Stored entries
•••••

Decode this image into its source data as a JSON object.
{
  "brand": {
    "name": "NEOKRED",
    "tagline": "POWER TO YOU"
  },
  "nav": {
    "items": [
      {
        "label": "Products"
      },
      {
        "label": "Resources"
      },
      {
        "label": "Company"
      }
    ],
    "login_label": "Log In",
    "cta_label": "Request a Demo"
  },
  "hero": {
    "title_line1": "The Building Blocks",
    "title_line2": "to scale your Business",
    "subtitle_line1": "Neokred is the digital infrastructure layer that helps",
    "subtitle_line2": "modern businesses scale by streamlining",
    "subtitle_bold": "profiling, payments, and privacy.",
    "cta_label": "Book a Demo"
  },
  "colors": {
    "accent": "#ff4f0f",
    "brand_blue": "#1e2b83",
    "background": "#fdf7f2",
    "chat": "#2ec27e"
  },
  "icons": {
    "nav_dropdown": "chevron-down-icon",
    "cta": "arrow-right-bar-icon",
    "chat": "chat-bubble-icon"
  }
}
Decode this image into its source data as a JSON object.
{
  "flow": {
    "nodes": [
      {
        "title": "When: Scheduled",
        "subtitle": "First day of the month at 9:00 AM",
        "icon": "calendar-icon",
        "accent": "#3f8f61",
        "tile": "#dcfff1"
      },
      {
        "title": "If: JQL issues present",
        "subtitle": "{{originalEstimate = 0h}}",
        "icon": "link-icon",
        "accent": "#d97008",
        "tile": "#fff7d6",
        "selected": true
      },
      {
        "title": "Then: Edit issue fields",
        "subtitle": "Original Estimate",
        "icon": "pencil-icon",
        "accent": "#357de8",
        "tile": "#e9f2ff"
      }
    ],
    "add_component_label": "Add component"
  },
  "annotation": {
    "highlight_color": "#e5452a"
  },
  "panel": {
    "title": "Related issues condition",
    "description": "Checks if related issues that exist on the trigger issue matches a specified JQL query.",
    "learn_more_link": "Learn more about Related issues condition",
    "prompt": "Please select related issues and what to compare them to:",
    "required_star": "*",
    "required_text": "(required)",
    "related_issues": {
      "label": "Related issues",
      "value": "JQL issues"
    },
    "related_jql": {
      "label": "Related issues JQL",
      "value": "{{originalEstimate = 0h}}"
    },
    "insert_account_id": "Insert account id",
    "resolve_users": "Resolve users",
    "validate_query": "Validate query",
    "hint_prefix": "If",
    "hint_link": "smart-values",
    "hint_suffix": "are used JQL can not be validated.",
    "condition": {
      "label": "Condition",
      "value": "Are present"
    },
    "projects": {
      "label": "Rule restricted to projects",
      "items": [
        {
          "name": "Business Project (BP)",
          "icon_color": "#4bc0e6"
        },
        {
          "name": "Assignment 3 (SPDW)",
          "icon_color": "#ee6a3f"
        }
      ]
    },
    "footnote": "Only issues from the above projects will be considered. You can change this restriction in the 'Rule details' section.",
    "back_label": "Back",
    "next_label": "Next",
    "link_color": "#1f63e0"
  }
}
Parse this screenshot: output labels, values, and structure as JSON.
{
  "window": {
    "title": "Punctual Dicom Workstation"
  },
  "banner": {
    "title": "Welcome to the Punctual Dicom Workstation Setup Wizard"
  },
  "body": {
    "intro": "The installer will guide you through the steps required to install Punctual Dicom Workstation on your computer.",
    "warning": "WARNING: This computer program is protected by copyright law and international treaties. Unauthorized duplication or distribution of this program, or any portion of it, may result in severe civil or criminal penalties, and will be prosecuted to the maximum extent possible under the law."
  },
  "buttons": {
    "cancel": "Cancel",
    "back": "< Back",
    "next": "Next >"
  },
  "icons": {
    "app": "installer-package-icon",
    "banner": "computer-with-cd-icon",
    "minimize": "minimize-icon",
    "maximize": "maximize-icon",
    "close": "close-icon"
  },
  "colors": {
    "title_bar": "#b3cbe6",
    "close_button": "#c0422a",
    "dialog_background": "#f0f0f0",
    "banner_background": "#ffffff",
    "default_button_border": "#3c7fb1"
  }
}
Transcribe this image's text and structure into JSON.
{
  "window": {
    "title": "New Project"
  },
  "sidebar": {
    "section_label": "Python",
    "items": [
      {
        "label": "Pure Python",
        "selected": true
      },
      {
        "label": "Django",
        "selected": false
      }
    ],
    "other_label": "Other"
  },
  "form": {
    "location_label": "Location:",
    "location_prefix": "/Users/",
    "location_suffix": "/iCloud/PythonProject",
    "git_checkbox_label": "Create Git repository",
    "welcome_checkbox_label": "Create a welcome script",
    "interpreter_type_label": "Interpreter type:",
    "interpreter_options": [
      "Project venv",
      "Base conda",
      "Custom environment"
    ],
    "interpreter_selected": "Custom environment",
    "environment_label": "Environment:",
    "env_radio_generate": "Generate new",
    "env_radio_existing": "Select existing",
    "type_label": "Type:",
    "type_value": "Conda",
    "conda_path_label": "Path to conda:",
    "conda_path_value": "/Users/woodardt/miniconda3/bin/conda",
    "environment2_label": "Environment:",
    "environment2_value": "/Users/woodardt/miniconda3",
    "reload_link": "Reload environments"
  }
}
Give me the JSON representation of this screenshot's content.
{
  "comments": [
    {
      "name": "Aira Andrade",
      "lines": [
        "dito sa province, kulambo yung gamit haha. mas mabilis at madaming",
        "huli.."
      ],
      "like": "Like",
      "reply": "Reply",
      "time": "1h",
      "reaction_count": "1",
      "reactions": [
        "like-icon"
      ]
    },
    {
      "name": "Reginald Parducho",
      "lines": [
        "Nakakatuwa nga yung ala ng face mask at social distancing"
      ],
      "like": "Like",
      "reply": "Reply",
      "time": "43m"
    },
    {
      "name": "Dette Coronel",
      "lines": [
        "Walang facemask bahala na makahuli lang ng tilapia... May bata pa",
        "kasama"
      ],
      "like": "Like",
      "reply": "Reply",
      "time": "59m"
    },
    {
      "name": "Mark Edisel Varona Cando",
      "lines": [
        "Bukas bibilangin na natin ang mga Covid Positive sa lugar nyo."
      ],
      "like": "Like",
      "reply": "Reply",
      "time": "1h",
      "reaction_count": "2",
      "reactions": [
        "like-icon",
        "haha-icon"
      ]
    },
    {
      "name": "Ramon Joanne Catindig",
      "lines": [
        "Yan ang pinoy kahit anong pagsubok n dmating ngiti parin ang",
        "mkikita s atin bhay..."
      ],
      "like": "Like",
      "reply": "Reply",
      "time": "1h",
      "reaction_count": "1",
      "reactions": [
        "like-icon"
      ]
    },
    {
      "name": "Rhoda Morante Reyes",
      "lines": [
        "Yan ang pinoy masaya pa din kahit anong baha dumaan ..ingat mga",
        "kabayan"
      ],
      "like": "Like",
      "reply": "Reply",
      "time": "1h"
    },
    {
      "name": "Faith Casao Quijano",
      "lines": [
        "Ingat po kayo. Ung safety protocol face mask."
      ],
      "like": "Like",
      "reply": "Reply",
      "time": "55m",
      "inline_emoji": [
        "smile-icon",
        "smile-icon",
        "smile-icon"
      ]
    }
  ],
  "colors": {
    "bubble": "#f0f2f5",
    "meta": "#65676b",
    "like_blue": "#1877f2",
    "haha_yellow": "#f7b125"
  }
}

•••••

- _Work to be completed_
Copy each line of the data that contains the word "query".

- _Written response_
    "description": "Checks if related issues that exist on the trigger issue matches a specified JQL query.",
    "validate_query": "Validate query",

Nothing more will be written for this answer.